Determine how many lines include "касающиеся". Give the number and nothing else.
## begin DATA TO PROCESS
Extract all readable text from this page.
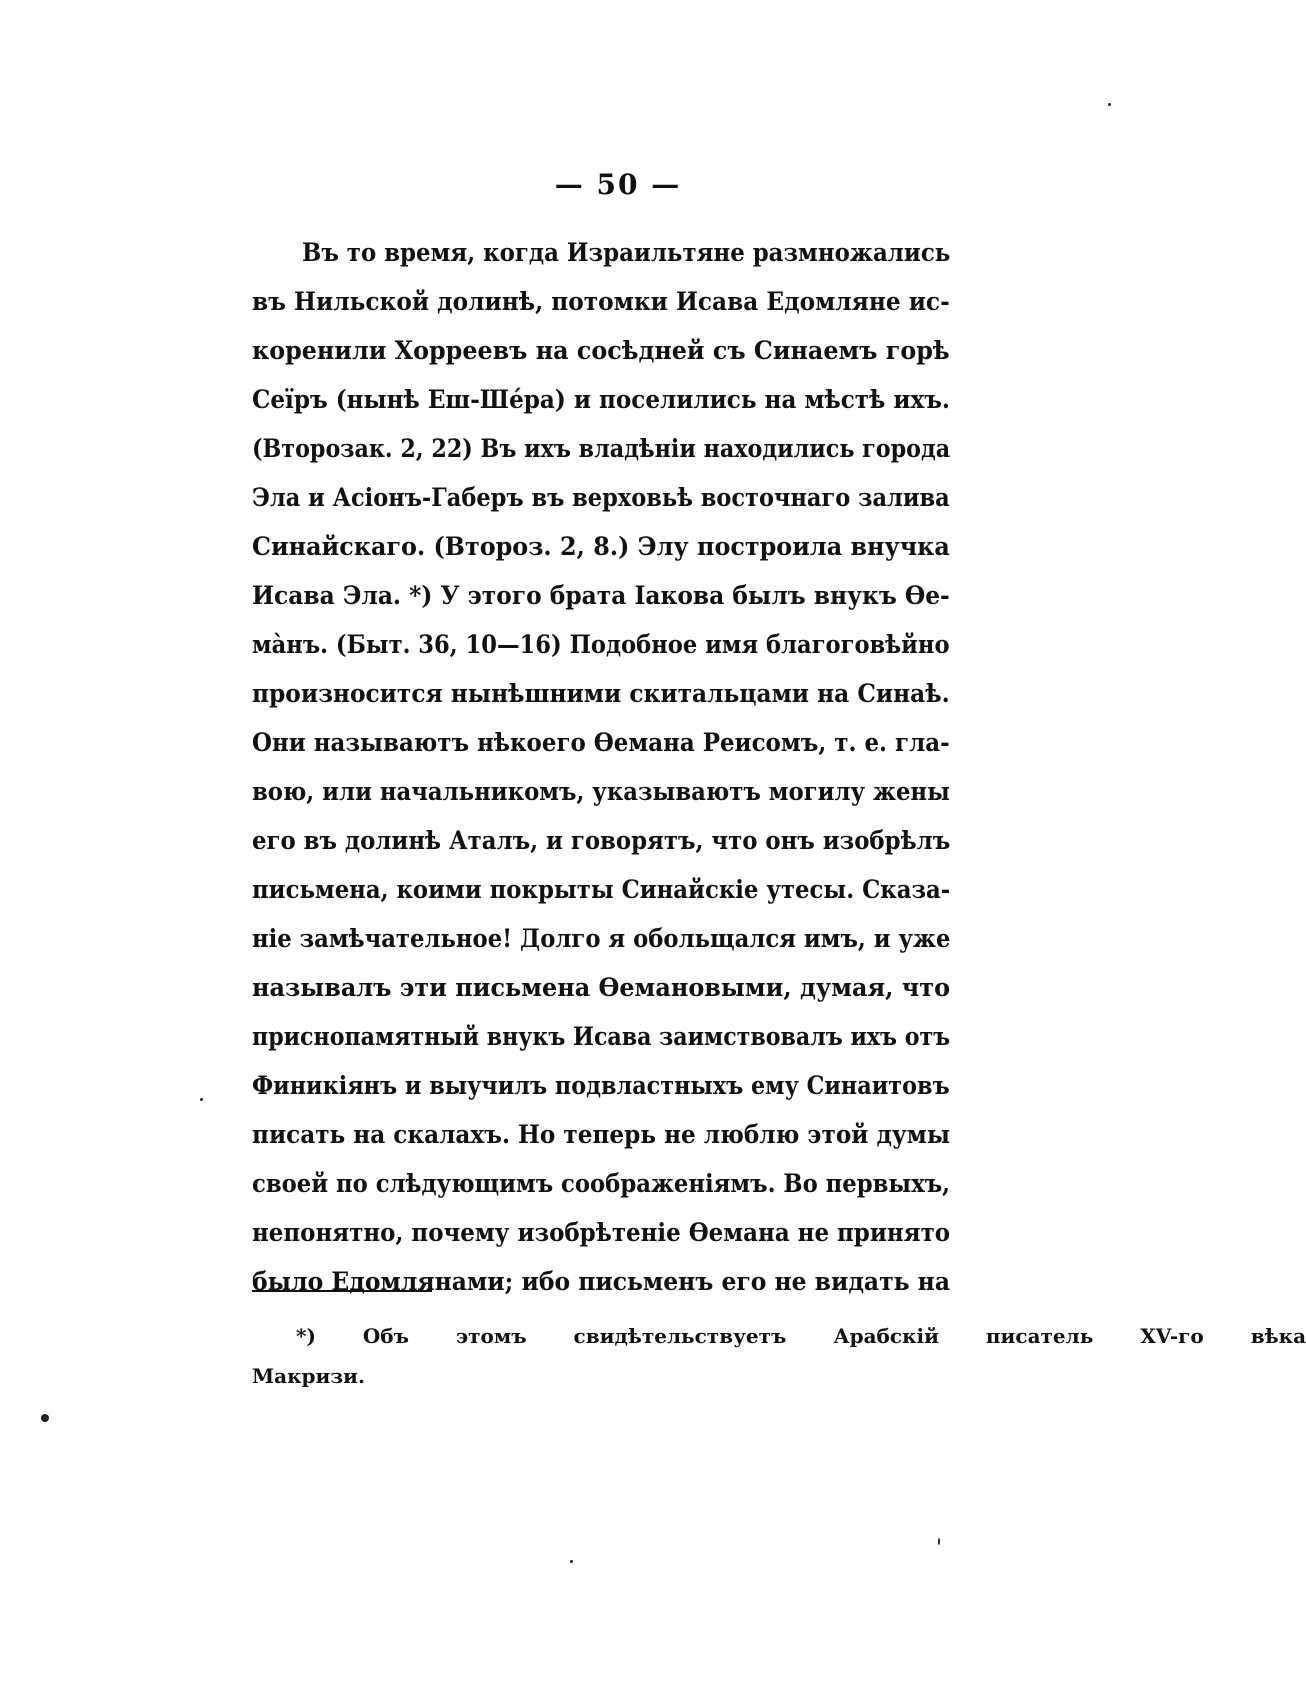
— 50 —
Въ то время, когда Израильтяне размножались
въ Нильской долинѣ, потомки Исава Едомляне ис-
коренили Хорреевъ на сосѣдней съ Синаемъ горѣ
Сеїръ (нынѣ Еш-Шéра) и поселились на мѣстѣ ихъ.
(Второзак. 2, 22) Въ ихъ владѣнiи находились города
Эла и Асiонъ-Габеръ въ верховьѣ восточнаго залива
Синайскаго. (Второз. 2, 8.) Элу построила внучка
Исава Эла. *) У этого брата Iакова былъ внукъ Ѳе-
мàнъ. (Быт. 36, 10—16) Подобное имя благоговѣйно
произносится нынѣшними скитальцами на Синаѣ.
Они называютъ нѣкоего Ѳемана Реисомъ, т. е. гла-
вою, или начальникомъ, указываютъ могилу жены
его въ долинѣ Аталъ, и говорятъ, что онъ изобрѣлъ
письмена, коими покрыты Синайскiе утесы. Сказа-
нiе замѣчательное! Долго я обольщался имъ, и уже
называлъ эти письмена Ѳемановыми, думая, что
приснопамятный внукъ Исава заимствовалъ ихъ отъ
Финикiянъ и выучилъ подвластныхъ ему Синаитовъ
писать на скалахъ. Но теперь не люблю этой думы
своей по слѣдующимъ соображенiямъ. Во первыхъ,
непонятно, почему изобрѣтенiе Ѳемана не принято
было Едомлянами; ибо письменъ его не видать на
*) Объ этомъ свидѣтельствуетъ Арабскiй писатель XV-го вѣка
Макризи.
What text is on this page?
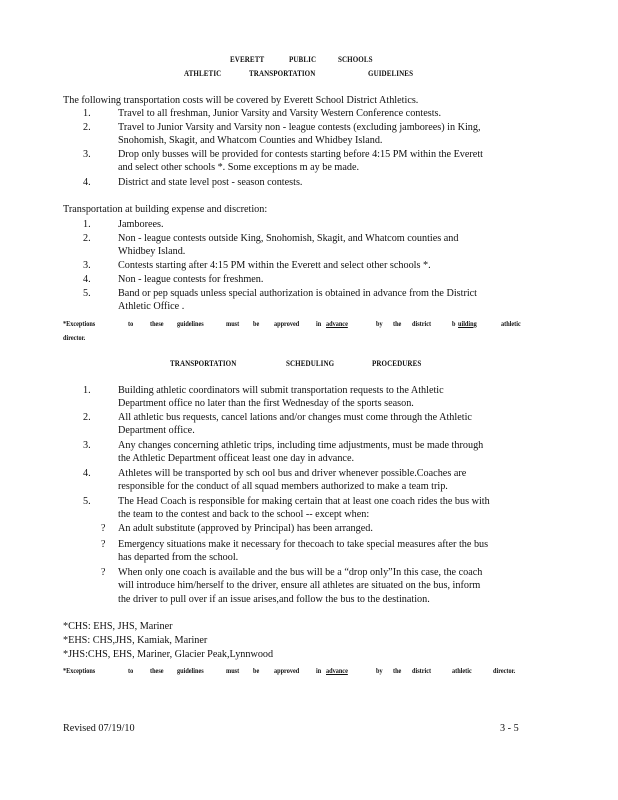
EVERETT	PUBLIC	SCHOOLS
ATHLETIC	TRANSPORTATION	GUIDELINES
The following transportation costs will be covered by Everett School District Athletics.
1.	Travel to all freshman, Junior Varsity and Varsity Western Conference contests.
2.	Travel to Junior Varsity and Varsity non - league contests (excluding jamborees) in King,
Snohomish, Skagit, and Whatcom Counties and Whidbey Island.
3.	Drop only busses will be provided for contests starting before 4:15 PM within the Everett
and select other schools *. Some exceptions m ay be made.
4.	District and state level post - season contests.
Transportation at building expense and discretion:
1.	Jamborees.
2.	Non - league contests outside King, Snohomish, Skagit, and Whatcom counties and
Whidbey Island.
3.	Contests starting after 4:15 PM within the Everett and select other schools *.
4.	Non - league contests for freshmen.
5.	Band or pep squads unless special authorization is obtained in advance from the District
Athletic Office .
*Exceptions	to these guidelines	must be approved in advance	by the district	b uilding	athletic
director.
TRANSPORTATION	SCHEDULING	PROCEDURES
1.	Building athletic coordinators will submit transportation requests to the Athletic
Department office no later than the first Wednesday of the sports season.
2.	All athletic bus requests, cancel lations and/or changes must come through the Athletic
Department office.
3.	Any changes concerning athletic trips, including time adjustments, must be made through
the Athletic Department officeat least one day in advance.
4.	Athletes will be transported by sch ool bus and driver whenever possible.Coaches are
responsible for the conduct of all squad members authorized to make a team trip.
5.	The Head Coach is responsible for making certain that at least one coach rides the bus with
the team to the contest and back to the school -- except when:
? An adult substitute (approved by Principal) has been arranged.
? Emergency situations make it necessary for thecoach to take special measures after the bus
has departed from the school.
? When only one coach is available and the bus will be a “drop only”In this case, the coach
will introduce him/herself to the driver, ensure all athletes are situated on the bus, inform
the driver to pull over if an issue arises,and follow the bus to the destination.
*CHS: EHS, JHS, Mariner
*EHS: CHS,JHS, Kamiak, Mariner
*JHS:CHS, EHS, Mariner, Glacier Peak,Lynnwood
*Exceptions	to these guidelines	must be approved in advance	by the district	athletic	director.
Revised 07/19/10	3 - 5
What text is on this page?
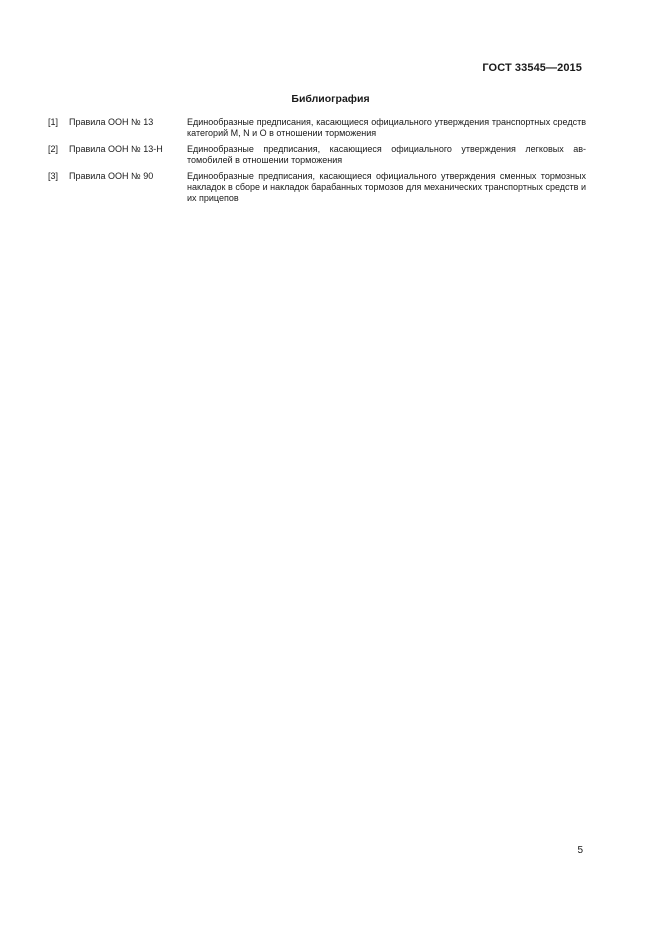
ГОСТ 33545—2015
Библиография
[1]	Правила ООН № 13	Единообразные предписания, касающиеся официального утверждения транспортных средств категорий M, N и O в отношении торможения
[2]	Правила ООН № 13-Н	Единообразные предписания, касающиеся официального утверждения легковых автомобилей в отношении торможения
[3]	Правила ООН № 90	Единообразные предписания, касающиеся официального утверждения сменных тормозных накладок в сборе и накладок барабанных тормозов для механических транспортных средств и их прицепов
5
## end DATA TO PROCESS
* _PROBLEM SOLUTION_
3